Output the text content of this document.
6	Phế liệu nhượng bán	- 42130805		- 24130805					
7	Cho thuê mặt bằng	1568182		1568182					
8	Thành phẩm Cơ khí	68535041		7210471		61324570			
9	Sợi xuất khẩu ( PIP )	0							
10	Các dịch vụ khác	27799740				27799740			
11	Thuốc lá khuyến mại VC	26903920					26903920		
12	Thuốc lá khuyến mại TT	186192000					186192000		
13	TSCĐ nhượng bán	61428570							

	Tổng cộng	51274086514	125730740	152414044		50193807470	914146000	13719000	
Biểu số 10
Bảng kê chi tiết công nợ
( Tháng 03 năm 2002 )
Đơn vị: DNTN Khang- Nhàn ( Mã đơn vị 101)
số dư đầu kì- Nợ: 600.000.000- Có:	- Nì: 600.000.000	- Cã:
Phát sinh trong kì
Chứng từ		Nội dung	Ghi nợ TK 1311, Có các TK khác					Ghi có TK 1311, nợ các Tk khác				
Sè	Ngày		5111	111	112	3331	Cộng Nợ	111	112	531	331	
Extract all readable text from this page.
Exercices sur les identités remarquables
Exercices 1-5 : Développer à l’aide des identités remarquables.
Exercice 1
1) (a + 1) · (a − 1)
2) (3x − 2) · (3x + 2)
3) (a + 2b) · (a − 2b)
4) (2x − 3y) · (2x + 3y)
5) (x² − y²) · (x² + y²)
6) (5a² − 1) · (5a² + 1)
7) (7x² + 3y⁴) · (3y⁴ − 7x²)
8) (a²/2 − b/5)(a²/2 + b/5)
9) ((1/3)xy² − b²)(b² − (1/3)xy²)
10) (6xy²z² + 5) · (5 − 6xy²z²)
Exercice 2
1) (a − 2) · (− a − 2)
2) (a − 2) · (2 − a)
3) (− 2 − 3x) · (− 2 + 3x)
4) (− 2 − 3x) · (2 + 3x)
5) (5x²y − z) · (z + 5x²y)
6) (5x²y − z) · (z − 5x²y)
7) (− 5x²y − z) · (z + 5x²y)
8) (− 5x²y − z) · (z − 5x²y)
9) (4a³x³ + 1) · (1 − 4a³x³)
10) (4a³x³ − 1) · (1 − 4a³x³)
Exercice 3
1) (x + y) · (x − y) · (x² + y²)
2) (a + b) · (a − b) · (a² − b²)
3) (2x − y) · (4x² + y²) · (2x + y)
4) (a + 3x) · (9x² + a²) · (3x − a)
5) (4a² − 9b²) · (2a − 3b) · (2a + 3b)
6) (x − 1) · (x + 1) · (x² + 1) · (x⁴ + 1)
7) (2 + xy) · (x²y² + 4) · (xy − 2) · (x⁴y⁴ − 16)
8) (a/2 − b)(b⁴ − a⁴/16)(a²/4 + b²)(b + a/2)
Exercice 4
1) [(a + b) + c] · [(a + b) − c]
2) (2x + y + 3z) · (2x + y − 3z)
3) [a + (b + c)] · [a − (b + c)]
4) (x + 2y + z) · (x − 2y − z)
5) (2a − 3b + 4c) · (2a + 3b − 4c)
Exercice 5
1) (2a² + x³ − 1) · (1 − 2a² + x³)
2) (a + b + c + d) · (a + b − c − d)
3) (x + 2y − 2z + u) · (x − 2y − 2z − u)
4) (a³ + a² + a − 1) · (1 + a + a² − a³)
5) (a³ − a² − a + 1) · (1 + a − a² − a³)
══════════
- [Directions]:
Look through the entries above for the word "identités". Copy every line where it shows up.

- [Solution for this task]:
Exercices sur les identités remarquables
Exercices 1-5 : Développer à l’aide des identités remarquables.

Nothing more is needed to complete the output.